> **Task details**: Copy all lines of the listing that include the string "ylabel".

> **Records for this exercise**:

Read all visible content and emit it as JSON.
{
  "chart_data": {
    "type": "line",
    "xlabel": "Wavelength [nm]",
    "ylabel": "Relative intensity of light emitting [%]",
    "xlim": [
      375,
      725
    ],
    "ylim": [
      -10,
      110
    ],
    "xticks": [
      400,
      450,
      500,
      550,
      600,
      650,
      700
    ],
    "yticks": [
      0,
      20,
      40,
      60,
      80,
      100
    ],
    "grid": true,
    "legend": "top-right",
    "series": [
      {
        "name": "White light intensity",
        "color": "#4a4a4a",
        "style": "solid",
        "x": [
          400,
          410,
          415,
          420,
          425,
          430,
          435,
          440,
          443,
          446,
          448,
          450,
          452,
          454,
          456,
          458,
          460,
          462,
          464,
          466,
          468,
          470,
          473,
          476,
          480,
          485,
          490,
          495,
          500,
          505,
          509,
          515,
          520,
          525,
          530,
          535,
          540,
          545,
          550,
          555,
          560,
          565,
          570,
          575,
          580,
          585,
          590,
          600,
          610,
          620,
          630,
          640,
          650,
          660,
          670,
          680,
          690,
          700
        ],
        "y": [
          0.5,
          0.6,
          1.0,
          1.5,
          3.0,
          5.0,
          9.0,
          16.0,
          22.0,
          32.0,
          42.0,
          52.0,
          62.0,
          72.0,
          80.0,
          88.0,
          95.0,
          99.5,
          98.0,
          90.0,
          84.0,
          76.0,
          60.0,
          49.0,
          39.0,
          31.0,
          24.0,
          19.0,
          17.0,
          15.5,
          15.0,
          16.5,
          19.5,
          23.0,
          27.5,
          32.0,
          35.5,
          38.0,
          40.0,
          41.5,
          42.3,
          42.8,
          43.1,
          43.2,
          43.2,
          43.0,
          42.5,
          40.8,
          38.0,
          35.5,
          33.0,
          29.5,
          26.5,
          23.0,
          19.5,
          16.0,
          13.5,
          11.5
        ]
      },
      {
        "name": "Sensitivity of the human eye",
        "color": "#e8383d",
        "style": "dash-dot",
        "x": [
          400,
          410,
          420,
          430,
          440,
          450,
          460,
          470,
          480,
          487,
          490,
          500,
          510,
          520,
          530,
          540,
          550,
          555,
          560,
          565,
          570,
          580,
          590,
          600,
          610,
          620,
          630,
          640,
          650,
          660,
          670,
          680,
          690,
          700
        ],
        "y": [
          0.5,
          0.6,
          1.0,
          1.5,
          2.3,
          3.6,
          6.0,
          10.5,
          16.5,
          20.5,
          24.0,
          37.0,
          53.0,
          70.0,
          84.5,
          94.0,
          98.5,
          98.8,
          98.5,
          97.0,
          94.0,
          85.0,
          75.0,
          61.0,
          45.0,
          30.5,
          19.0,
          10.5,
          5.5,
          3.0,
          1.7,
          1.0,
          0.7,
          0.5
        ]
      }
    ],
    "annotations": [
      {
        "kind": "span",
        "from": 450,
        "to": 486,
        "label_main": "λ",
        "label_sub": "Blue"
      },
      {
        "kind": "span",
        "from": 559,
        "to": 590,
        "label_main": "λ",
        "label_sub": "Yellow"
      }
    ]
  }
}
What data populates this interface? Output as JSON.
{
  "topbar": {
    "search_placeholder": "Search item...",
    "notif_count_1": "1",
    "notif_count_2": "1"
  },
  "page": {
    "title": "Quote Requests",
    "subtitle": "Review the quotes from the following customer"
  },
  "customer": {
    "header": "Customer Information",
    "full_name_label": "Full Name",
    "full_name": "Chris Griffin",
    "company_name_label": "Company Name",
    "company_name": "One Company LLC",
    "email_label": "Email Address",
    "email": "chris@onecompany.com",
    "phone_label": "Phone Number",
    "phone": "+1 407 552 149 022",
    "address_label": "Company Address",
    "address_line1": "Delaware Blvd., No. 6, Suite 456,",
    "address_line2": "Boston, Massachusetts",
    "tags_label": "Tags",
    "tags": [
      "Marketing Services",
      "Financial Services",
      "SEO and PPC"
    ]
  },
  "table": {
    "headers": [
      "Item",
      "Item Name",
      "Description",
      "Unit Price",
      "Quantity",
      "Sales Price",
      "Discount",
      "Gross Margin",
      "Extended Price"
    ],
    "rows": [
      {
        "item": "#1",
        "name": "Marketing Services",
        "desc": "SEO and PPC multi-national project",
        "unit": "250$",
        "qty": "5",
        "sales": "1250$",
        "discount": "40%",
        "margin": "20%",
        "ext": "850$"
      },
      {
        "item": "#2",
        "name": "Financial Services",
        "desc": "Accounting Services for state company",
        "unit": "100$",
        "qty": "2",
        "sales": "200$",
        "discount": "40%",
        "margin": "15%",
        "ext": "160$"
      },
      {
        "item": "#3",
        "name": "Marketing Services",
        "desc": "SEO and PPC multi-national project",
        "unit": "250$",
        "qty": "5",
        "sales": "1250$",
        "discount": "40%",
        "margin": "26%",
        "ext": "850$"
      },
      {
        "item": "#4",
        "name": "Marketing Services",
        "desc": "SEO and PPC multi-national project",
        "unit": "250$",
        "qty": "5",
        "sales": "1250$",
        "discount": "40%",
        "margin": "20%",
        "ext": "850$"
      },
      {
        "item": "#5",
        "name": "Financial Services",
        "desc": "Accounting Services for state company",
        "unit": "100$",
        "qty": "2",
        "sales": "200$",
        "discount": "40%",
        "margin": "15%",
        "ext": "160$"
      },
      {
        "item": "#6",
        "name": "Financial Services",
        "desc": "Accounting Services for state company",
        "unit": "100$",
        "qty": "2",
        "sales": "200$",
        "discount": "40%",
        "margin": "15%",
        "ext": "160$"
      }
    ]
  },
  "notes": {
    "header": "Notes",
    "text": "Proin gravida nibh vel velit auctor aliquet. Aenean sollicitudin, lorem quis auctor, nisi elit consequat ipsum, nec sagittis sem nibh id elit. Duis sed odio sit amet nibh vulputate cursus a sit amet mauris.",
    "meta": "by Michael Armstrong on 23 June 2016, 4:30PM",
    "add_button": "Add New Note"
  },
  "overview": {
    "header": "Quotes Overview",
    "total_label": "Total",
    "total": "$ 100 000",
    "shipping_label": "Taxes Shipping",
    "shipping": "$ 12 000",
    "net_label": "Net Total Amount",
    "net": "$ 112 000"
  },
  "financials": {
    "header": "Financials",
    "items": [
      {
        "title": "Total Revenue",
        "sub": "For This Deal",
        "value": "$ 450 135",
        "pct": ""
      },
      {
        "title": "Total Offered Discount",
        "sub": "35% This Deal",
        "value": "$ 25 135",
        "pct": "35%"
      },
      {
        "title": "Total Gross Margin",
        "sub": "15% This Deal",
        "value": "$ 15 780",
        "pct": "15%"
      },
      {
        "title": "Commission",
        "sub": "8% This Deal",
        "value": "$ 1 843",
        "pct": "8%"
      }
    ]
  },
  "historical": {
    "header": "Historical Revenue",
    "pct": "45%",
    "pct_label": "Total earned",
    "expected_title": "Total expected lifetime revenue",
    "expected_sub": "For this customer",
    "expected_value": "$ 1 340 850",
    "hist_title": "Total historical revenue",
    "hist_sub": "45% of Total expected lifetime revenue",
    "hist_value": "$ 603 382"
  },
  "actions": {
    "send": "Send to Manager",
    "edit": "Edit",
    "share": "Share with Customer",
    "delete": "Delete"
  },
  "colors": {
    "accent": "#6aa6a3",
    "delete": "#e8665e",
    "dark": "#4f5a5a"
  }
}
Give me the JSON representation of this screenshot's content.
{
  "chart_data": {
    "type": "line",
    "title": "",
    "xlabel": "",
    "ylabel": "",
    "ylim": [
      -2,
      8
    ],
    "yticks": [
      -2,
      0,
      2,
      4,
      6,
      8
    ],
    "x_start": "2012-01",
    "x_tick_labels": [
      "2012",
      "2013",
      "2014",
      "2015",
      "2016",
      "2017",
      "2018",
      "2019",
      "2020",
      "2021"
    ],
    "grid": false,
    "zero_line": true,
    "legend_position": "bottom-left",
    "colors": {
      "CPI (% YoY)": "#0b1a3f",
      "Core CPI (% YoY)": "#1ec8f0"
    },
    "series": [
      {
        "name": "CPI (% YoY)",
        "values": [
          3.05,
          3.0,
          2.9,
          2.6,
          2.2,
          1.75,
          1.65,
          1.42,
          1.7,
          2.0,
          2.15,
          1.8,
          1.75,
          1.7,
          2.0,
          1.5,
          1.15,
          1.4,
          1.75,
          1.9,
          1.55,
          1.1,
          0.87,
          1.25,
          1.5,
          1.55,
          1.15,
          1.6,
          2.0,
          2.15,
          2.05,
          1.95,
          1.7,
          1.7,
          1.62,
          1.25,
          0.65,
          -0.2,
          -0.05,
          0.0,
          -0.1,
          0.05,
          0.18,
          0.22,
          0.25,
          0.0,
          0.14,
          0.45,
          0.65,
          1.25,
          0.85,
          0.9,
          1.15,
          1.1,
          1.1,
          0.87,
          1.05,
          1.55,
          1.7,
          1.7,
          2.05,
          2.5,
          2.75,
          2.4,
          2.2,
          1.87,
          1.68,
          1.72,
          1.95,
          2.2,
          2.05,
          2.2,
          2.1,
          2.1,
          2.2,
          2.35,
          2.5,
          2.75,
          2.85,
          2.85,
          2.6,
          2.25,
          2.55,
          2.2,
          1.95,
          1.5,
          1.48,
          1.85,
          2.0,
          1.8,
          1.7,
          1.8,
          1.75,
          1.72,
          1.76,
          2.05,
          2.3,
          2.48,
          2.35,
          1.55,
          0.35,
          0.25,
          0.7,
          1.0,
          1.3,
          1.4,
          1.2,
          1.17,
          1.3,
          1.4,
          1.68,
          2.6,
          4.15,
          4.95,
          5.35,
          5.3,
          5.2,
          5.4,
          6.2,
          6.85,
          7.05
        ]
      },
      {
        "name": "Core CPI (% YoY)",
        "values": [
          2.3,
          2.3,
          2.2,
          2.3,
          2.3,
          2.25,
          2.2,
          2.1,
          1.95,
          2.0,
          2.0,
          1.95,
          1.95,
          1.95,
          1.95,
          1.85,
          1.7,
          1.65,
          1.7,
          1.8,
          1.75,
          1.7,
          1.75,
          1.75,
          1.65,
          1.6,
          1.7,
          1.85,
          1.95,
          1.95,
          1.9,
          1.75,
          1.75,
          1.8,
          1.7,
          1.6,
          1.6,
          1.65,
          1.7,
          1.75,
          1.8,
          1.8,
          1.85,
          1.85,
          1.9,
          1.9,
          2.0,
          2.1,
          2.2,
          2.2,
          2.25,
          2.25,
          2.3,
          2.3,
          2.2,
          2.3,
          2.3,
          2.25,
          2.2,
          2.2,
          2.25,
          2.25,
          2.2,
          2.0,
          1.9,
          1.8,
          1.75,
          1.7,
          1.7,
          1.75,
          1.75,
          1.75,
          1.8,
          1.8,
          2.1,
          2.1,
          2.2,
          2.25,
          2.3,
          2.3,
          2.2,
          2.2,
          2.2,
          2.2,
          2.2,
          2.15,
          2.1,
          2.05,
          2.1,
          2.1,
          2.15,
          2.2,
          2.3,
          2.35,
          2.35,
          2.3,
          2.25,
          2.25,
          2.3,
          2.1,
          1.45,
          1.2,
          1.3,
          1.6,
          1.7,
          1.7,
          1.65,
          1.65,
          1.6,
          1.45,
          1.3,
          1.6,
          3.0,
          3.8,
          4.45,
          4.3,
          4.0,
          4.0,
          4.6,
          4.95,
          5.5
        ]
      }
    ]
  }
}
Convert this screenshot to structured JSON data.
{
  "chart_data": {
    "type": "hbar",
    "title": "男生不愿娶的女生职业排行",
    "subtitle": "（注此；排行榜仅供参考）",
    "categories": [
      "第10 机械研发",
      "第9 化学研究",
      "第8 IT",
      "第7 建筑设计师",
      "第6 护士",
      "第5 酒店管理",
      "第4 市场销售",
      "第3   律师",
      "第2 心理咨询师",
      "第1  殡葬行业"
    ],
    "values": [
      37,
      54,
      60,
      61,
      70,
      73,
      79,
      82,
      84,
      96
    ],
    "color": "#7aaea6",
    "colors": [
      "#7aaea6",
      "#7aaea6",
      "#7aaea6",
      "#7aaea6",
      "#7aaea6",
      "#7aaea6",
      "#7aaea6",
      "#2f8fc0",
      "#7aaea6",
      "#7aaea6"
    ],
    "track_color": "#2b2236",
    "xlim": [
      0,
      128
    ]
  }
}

> **Solution**:
    "ylabel": "Relative intensity of light emitting [%]",
    "ylabel": "",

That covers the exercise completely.